● What this task involves:
Gather, from the listing beneath this task, every line holding the string "title".

Figure record listings
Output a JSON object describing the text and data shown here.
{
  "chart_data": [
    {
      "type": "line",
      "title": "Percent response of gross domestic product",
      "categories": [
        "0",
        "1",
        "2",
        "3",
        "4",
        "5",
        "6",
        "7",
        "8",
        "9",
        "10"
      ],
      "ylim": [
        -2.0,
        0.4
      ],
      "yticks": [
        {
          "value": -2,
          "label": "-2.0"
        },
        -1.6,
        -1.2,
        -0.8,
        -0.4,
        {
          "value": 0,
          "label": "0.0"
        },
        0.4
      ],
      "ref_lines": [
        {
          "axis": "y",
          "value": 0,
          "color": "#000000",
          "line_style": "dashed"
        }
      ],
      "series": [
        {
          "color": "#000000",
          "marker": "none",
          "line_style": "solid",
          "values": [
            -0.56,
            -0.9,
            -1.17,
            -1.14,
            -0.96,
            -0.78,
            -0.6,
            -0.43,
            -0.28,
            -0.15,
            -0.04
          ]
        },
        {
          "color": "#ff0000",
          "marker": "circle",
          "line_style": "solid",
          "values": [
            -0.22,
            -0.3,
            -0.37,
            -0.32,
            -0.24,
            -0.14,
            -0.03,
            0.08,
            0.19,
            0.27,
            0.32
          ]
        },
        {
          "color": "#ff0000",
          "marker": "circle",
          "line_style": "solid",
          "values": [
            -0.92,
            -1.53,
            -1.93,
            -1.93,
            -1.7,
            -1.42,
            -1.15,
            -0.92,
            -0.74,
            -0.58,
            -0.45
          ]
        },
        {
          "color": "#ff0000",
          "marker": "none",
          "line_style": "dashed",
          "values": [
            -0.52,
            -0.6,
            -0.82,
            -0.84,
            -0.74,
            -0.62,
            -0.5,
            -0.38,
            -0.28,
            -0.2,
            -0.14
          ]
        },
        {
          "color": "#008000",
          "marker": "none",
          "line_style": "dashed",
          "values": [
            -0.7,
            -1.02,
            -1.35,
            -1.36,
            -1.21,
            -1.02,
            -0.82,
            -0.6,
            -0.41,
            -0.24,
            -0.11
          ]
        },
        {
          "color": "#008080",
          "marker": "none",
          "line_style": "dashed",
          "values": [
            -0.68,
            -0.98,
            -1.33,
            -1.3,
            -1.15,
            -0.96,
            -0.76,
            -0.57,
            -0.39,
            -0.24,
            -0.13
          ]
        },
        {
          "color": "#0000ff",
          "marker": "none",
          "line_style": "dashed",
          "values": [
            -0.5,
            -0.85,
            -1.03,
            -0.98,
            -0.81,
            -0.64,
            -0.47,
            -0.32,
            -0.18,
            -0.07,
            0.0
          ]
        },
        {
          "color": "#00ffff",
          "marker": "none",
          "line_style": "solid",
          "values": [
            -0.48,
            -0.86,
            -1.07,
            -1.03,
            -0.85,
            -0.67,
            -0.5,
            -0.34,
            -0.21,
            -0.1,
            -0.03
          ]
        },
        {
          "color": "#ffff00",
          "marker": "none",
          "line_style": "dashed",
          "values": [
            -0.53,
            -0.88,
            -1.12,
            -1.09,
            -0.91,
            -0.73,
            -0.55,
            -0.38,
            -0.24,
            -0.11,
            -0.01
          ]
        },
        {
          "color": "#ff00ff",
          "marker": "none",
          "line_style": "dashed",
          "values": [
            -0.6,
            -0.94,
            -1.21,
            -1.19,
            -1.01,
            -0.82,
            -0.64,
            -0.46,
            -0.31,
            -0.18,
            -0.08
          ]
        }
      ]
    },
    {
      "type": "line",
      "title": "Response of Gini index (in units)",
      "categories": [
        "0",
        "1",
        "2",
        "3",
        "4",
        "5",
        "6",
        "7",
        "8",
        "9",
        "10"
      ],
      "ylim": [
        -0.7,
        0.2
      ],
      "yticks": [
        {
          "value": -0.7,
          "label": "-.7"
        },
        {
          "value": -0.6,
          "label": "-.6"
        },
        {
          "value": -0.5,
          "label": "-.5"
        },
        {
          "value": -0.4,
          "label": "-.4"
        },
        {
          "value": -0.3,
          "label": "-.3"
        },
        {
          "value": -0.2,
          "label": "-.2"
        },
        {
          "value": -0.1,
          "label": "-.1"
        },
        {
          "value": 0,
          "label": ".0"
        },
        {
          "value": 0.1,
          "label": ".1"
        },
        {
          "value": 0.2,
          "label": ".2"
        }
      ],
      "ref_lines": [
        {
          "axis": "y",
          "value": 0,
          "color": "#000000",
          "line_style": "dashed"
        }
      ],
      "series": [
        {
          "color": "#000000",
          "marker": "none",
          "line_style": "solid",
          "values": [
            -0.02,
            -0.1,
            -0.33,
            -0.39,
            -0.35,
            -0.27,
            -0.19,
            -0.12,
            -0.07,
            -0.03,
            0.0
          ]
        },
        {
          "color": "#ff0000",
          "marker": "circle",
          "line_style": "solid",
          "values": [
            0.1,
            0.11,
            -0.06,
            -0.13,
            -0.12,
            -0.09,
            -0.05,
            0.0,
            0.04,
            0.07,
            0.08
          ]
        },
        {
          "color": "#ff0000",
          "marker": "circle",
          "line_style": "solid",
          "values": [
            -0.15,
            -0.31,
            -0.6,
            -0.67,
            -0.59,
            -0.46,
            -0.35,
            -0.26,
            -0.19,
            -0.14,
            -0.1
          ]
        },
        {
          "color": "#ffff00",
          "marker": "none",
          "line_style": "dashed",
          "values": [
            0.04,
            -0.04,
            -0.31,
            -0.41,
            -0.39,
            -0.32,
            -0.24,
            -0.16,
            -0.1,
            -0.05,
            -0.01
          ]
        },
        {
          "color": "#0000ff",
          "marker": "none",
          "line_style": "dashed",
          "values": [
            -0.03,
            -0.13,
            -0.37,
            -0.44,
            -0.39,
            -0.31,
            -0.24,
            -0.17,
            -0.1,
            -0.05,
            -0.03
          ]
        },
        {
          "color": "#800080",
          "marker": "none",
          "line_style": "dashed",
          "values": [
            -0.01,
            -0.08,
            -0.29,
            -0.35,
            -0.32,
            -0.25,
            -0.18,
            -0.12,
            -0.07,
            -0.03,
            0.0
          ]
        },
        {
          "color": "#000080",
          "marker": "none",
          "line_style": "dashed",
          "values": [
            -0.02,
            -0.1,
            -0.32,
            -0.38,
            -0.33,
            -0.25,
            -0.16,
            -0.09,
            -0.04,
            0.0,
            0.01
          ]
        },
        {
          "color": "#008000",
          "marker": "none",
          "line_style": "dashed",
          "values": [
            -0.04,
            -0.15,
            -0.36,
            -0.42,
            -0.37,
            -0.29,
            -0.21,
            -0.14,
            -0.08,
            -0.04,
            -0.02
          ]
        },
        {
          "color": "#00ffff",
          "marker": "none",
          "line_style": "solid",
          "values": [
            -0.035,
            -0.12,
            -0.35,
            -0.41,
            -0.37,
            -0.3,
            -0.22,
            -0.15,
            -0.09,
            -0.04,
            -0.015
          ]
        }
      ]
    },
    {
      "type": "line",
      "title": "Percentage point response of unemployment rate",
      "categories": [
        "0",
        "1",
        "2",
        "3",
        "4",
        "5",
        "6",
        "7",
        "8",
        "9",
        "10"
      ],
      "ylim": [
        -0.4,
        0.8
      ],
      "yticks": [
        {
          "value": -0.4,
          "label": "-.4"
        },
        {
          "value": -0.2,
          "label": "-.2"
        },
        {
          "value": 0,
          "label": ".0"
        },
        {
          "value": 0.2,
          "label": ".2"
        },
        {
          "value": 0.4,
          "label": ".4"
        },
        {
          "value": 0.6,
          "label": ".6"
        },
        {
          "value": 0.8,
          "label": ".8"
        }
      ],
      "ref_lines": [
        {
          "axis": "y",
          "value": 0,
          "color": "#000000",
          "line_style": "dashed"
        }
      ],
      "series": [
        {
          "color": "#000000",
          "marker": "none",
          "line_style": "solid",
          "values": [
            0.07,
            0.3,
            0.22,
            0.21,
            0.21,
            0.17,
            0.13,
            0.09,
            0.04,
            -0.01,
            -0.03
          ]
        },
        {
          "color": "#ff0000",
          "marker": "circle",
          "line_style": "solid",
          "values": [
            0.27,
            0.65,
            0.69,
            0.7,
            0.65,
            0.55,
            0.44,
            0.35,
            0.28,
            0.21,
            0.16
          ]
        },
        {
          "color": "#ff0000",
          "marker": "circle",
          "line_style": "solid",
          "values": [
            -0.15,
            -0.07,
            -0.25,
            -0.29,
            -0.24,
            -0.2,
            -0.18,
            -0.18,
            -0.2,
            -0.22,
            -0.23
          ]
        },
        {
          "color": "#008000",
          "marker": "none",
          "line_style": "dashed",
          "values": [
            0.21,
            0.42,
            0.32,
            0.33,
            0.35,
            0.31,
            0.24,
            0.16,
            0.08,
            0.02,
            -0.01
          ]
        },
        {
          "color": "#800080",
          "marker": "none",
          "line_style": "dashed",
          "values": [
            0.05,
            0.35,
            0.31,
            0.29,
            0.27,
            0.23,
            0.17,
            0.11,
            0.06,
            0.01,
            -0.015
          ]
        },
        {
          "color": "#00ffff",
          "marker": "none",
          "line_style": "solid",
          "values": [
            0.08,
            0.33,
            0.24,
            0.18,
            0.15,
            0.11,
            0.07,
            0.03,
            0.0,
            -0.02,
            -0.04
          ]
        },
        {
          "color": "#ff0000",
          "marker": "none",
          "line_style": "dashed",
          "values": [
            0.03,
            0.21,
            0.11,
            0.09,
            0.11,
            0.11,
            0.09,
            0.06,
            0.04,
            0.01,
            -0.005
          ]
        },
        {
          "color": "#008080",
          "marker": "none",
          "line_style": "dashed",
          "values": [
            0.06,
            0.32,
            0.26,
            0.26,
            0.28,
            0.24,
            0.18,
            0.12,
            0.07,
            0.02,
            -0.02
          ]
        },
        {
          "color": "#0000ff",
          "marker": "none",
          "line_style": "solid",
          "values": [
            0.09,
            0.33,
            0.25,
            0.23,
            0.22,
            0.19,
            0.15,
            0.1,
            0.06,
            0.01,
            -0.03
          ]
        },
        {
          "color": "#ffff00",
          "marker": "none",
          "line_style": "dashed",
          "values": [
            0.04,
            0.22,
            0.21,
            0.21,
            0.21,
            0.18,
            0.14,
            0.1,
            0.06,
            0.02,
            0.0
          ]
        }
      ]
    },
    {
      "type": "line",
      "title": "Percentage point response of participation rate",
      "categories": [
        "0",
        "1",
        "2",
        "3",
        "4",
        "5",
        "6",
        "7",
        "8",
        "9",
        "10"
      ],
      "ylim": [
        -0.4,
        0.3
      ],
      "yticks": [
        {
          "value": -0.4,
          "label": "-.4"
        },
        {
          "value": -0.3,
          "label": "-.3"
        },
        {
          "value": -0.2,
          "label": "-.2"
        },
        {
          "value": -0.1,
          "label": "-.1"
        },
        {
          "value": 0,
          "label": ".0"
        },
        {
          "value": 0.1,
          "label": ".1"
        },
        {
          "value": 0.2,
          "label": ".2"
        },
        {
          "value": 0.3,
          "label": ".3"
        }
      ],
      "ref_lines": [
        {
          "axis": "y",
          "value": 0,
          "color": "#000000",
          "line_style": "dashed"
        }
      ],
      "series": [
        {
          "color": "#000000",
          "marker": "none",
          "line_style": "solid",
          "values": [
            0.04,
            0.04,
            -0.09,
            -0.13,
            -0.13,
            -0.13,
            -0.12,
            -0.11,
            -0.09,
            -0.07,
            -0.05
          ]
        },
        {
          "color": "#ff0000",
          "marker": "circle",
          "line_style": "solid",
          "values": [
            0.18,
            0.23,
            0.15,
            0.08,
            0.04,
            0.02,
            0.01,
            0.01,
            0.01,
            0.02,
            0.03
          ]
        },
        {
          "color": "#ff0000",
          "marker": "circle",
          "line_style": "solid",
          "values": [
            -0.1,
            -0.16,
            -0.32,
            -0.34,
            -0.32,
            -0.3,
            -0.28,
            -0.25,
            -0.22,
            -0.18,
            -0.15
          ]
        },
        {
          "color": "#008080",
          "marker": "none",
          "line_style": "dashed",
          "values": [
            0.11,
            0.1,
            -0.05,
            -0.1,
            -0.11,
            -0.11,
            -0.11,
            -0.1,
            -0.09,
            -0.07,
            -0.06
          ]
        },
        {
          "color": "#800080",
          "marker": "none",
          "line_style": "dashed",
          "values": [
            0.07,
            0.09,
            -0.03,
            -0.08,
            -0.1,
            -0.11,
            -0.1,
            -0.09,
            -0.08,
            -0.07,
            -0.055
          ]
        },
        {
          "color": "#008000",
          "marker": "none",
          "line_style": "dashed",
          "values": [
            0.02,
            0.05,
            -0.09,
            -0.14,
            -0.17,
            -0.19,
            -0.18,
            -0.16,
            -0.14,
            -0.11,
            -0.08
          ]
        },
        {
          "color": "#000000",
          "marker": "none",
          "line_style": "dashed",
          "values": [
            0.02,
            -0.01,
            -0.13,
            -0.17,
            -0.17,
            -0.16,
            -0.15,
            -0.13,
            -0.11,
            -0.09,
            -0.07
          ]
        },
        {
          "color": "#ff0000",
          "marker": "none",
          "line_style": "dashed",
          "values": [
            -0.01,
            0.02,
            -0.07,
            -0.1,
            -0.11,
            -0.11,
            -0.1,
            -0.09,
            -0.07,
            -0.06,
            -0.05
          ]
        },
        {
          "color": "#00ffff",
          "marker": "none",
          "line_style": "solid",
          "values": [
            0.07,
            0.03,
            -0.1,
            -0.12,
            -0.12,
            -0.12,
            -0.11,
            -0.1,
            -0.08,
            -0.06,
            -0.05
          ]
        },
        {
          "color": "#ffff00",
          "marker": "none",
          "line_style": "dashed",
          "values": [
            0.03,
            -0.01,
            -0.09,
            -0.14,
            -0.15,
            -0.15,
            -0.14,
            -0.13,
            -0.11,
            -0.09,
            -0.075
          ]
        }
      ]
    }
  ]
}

● Final result:
      "title": "Percent response of gross domestic product",
      "title": "Response of Gini index (in units)",
      "title": "Percentage point response of unemployment rate",
      "title": "Percentage point response of participation rate",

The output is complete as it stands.